# Written instruction:
Write out the data below in full, unchanged, minus the images.

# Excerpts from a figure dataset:

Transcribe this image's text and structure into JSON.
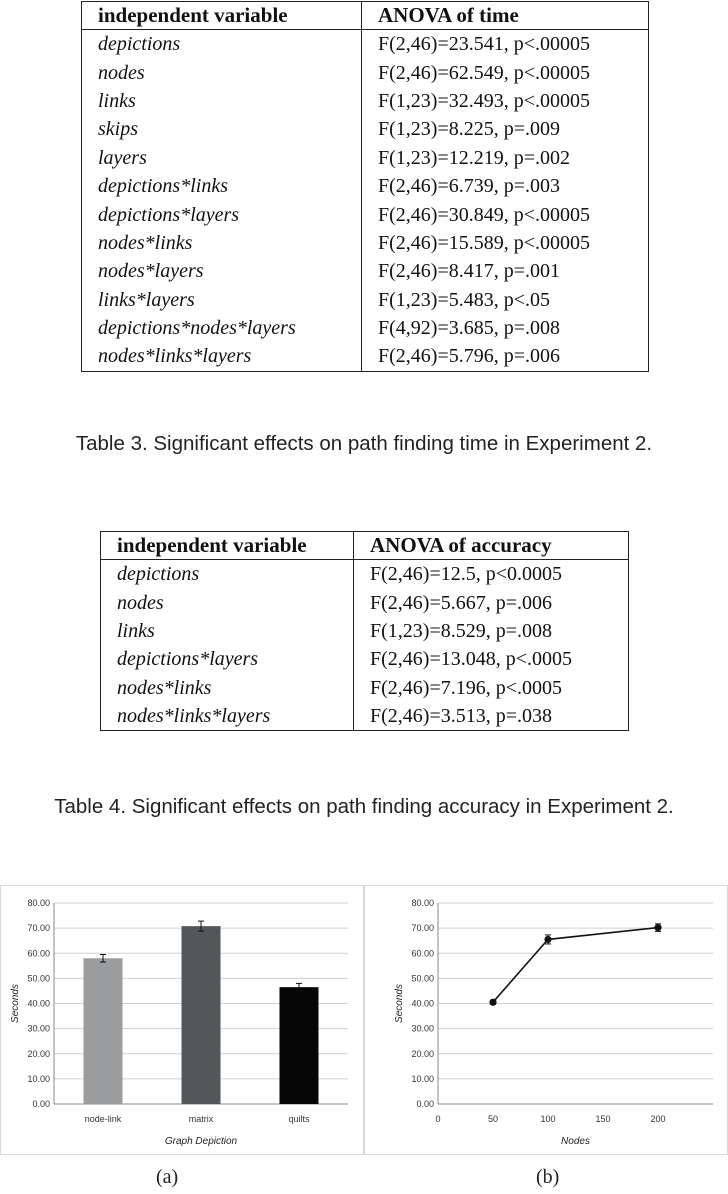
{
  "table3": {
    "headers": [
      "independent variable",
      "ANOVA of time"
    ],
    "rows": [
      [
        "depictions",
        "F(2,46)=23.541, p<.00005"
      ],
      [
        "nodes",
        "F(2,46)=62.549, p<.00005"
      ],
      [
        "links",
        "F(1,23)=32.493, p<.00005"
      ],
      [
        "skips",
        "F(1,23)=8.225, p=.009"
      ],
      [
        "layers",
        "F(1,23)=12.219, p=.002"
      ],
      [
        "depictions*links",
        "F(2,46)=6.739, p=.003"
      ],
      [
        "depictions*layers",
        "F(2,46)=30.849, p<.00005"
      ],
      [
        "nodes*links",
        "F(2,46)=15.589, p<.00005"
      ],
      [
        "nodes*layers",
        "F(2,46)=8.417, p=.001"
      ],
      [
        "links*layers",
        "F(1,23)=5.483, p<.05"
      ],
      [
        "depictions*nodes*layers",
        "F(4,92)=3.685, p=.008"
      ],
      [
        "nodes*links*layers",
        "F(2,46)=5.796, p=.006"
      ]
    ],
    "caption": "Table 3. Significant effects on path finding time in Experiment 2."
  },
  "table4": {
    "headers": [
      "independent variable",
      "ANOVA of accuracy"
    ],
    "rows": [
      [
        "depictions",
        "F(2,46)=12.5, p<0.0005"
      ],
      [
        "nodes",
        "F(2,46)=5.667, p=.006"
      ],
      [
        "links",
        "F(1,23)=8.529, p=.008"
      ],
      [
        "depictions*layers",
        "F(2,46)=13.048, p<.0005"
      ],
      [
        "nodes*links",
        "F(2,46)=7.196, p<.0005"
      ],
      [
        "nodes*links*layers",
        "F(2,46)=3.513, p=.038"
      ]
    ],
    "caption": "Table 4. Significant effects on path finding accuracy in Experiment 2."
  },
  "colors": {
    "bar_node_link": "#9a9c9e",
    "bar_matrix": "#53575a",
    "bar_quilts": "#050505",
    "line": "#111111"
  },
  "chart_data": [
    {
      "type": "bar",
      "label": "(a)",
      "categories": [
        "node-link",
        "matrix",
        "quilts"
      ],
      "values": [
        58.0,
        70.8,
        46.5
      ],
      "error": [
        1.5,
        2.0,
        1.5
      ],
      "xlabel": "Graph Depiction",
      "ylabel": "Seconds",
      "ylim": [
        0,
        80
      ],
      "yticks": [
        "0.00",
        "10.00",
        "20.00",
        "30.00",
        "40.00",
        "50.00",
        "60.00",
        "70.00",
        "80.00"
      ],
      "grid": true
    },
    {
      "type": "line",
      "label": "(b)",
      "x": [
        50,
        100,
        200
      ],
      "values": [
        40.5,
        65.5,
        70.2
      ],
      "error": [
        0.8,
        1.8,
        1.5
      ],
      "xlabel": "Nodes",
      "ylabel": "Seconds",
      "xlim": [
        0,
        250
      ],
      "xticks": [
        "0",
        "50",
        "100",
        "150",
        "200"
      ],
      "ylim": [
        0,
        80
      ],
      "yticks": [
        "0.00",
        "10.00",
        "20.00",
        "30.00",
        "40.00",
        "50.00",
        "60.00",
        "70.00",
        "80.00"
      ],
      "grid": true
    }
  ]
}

# Written answer:
Transcribe this image's text and structure into JSON.
{
  "table3": {
    "headers": [
      "independent variable",
      "ANOVA of time"
    ],
    "rows": [
      [
        "depictions",
        "F(2,46)=23.541, p<.00005"
      ],
      [
        "nodes",
        "F(2,46)=62.549, p<.00005"
      ],
      [
        "links",
        "F(1,23)=32.493, p<.00005"
      ],
      [
        "skips",
        "F(1,23)=8.225, p=.009"
      ],
      [
        "layers",
        "F(1,23)=12.219, p=.002"
      ],
      [
        "depictions*links",
        "F(2,46)=6.739, p=.003"
      ],
      [
        "depictions*layers",
        "F(2,46)=30.849, p<.00005"
      ],
      [
        "nodes*links",
        "F(2,46)=15.589, p<.00005"
      ],
      [
        "nodes*layers",
        "F(2,46)=8.417, p=.001"
      ],
      [
        "links*layers",
        "F(1,23)=5.483, p<.05"
      ],
      [
        "depictions*nodes*layers",
        "F(4,92)=3.685, p=.008"
      ],
      [
        "nodes*links*layers",
        "F(2,46)=5.796, p=.006"
      ]
    ],
    "caption": "Table 3. Significant effects on path finding time in Experiment 2."
  },
  "table4": {
    "headers": [
      "independent variable",
      "ANOVA of accuracy"
    ],
    "rows": [
      [
        "depictions",
        "F(2,46)=12.5, p<0.0005"
      ],
      [
        "nodes",
        "F(2,46)=5.667, p=.006"
      ],
      [
        "links",
        "F(1,23)=8.529, p=.008"
      ],
      [
        "depictions*layers",
        "F(2,46)=13.048, p<.0005"
      ],
      [
        "nodes*links",
        "F(2,46)=7.196, p<.0005"
      ],
      [
        "nodes*links*layers",
        "F(2,46)=3.513, p=.038"
      ]
    ],
    "caption": "Table 4. Significant effects on path finding accuracy in Experiment 2."
  },
  "colors": {
    "bar_node_link": "#9a9c9e",
    "bar_matrix": "#53575a",
    "bar_quilts": "#050505",
    "line": "#111111"
  },
  "chart_data": [
    {
      "type": "bar",
      "label": "(a)",
      "categories": [
        "node-link",
        "matrix",
        "quilts"
      ],
      "values": [
        58.0,
        70.8,
        46.5
      ],
      "error": [
        1.5,
        2.0,
        1.5
      ],
      "xlabel": "Graph Depiction",
      "ylabel": "Seconds",
      "ylim": [
        0,
        80
      ],
      "yticks": [
        "0.00",
        "10.00",
        "20.00",
        "30.00",
        "40.00",
        "50.00",
        "60.00",
        "70.00",
        "80.00"
      ],
      "grid": true
    },
    {
      "type": "line",
      "label": "(b)",
      "x": [
        50,
        100,
        200
      ],
      "values": [
        40.5,
        65.5,
        70.2
      ],
      "error": [
        0.8,
        1.8,
        1.5
      ],
      "xlabel": "Nodes",
      "ylabel": "Seconds",
      "xlim": [
        0,
        250
      ],
      "xticks": [
        "0",
        "50",
        "100",
        "150",
        "200"
      ],
      "ylim": [
        0,
        80
      ],
      "yticks": [
        "0.00",
        "10.00",
        "20.00",
        "30.00",
        "40.00",
        "50.00",
        "60.00",
        "70.00",
        "80.00"
      ],
      "grid": true
    }
  ]
}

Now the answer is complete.